Description of the task:
Search the records for the word "Read" and report each line that has it.

.....

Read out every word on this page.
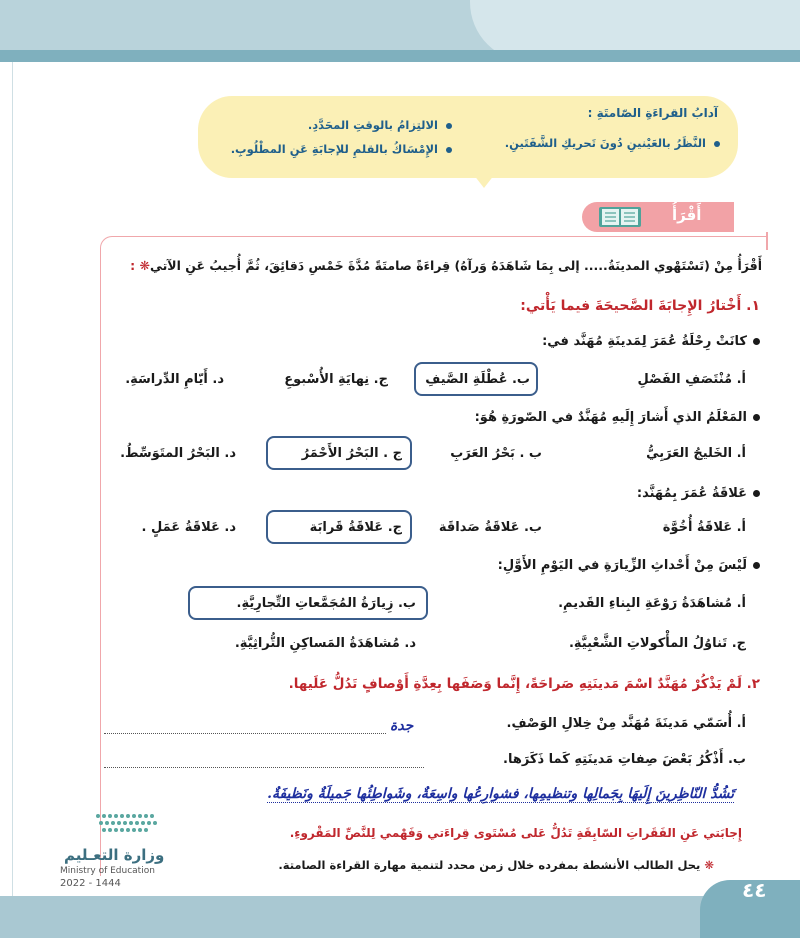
آدابُ القراءَةِ الصّامتَةِ :
النَّظَرُ بالعَيْنينِ دُونَ تَحريكِ الشَّفَتَينِ.
الالتِزامُ بالوقتِ المحَدَّدِ.
الإِمْسَاكُ بالقلمِ للإجابَةِ عَنِ المطْلُوبِ.
أَقْرَأُ
أَقْرَأُ مِنْ (تَسْتَهْوي المدينَةُ..... إلى بِمَا شَاهَدَهُ وَرآهُ) قِراءَةً صامتَةً مُدَّةَ خَمْسِ دَقائِقَ، ثُمَّ أُجيبُ عَنِ الآتي❋ :
١. أَخْتارُ الإِجابَةَ الصَّحيحَةَ فيما يَأْتي:
كانَتْ رِحْلَةُ عُمَرَ لِمَدينَةِ مُهَنَّد في:
أ. مُنْتَصَفِ الفَصْلِ
ب. عُطْلَةِ الصَّيفِ
ج. نِهايَةِ الأُسْبوعِ
د. أَيّامِ الدِّراسَةِ.
المَعْلَمُ الذي أَشارَ إِلَيهِ مُهَنَّدٌ في الصّورَةِ هُوَ:
أ. الخَليجُ العَرَبِيُّ
ب . بَحْرُ العَرَبِ
ج . البَحْرُ الأَحْمَرُ
د. البَحْرُ المتَوَسِّطُ.
عَلاقَةُ عُمَرَ بِمُهَنَّد:
أ. عَلاقَةُ أُخُوَّة
ب. عَلاقَةُ صَداقَة
ج. عَلاقَةُ قَرابَة
د. عَلاقَةُ عَمَلٍ .
لَيْسَ مِنْ أَحْداثِ الزِّيارَةِ في اليَوْمِ الأَوَّلِ:
أ. مُشاهَدَةُ رَوْعَةِ البِناءِ القَديمِ.
ب. زِيارَةُ المُجَمَّعاتِ التِّجارِيَّةِ.
ج. تَناوُلُ المأْكولاتِ الشَّعْبِيَّةِ.
د. مُشاهَدَةُ المَساكِنِ التُّراثِيَّةِ.
٢. لَمْ يَذْكُرْ مُهَنَّدٌ اسْمَ مَدينَتِهِ صَراحَةً، إِنَّما وَصَفَها بِعِدَّةِ أَوْصافٍ تَدُلُّ عَلَيها.
أ. أُسَمّي مَدينَةَ مُهَنَّد مِنْ خِلالِ الوَصْفِ.
جدة
ب. أَذْكُرُ بَعْضَ صِفاتِ مَدينَتِهِ كَما ذَكَرَها.
تَشُدُّ النّاظِرينَ إِلَيهَا بِجَمالِها وتنظيمِها، فشوارِعُها واسِعَةٌ، وشَواطِئُها جَميلَةٌ ونَظيفَةٌ.
إِجابَتي عَنِ الفَقَراتِ السّابِقَةِ تَدُلُّ عَلى مُسْتَوى قِراءَتي وَفَهْمي لِلنَّصِّ المَقْروءِ.
❋ يحل الطالب الأنشطة بمفرده خلال زمن محدد لتنمية مهارة القراءة الصامتة.
وزارة التعـليم
Ministry of Education
2022 - 1444	٤٤
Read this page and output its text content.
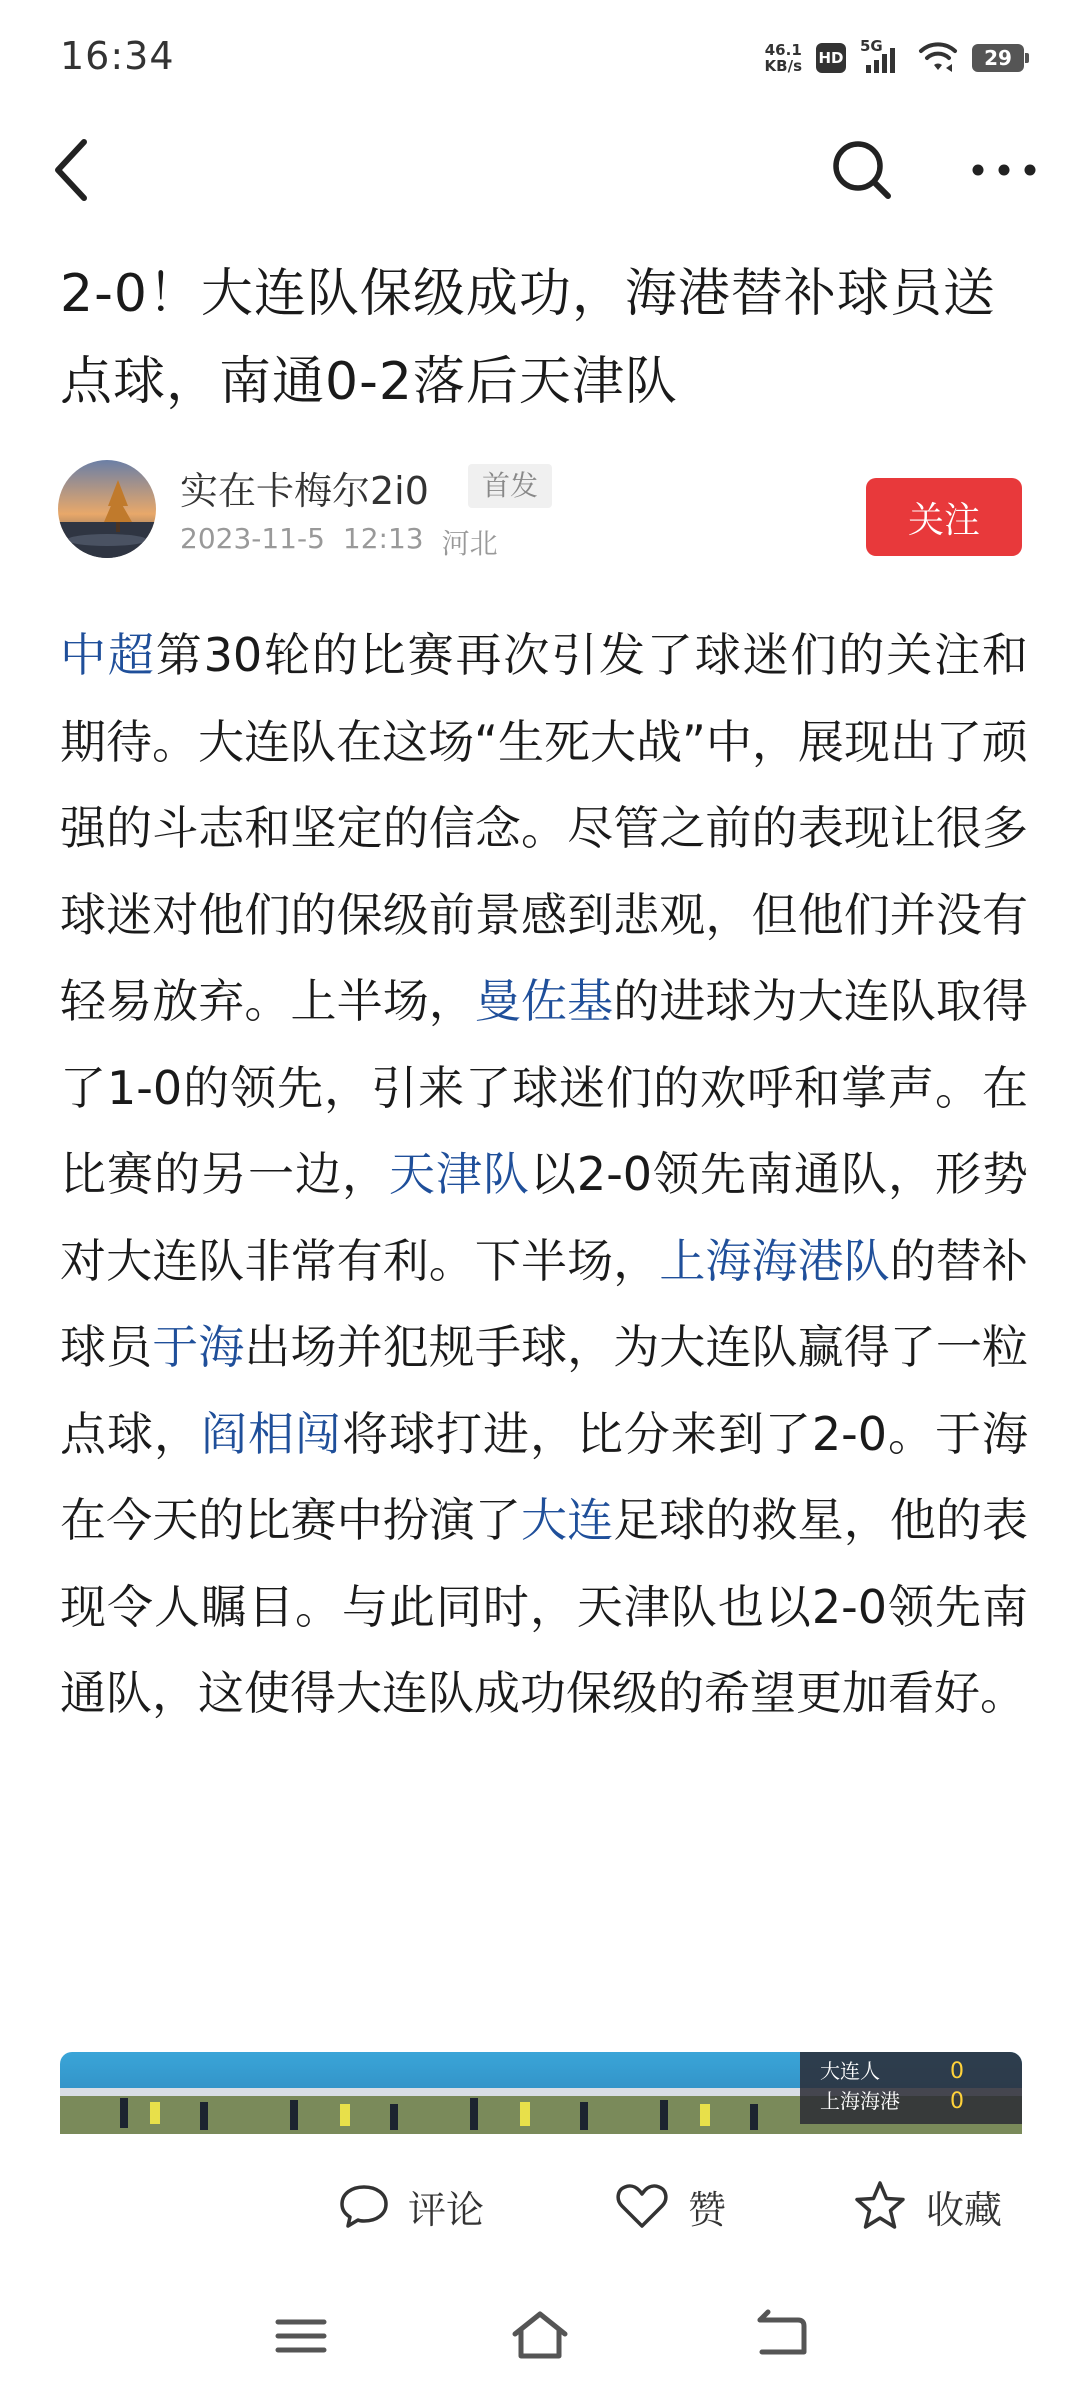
16:34	46.1
KB/s HD
5G	29
2-0！大连队保级成功，海港替补球员送点球，南通0-2落后天津队
实在卡梅尔2i0	首发
2023-11-5 12:13 河北
关注
中超第30轮的比赛再次引发了球迷们的关注和期待。大连队在这场“生死大战”中，展现出了顽强的斗志和坚定的信念。尽管之前的表现让很多球迷对他们的保级前景感到悲观，但他们并没有轻易放弃。上半场，曼佐基的进球为大连队取得了1-0的领先，引来了球迷们的欢呼和掌声。在比赛的另一边，天津队以2-0领先南通队，形势对大连队非常有利。下半场，上海海港队的替补球员于海出场并犯规手球，为大连队赢得了一粒点球，阎相闯将球打进，比分来到了2-0。于海在今天的比赛中扮演了大连足球的救星，他的表现令人瞩目。与此同时，天津队也以2-0领先南通队，这使得大连队成功保级的希望更加看好。
大连人	0
上海海港 0
评论	赞	收藏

.....

Finished task:
Read out every word on this page.
Read this page and output its text content.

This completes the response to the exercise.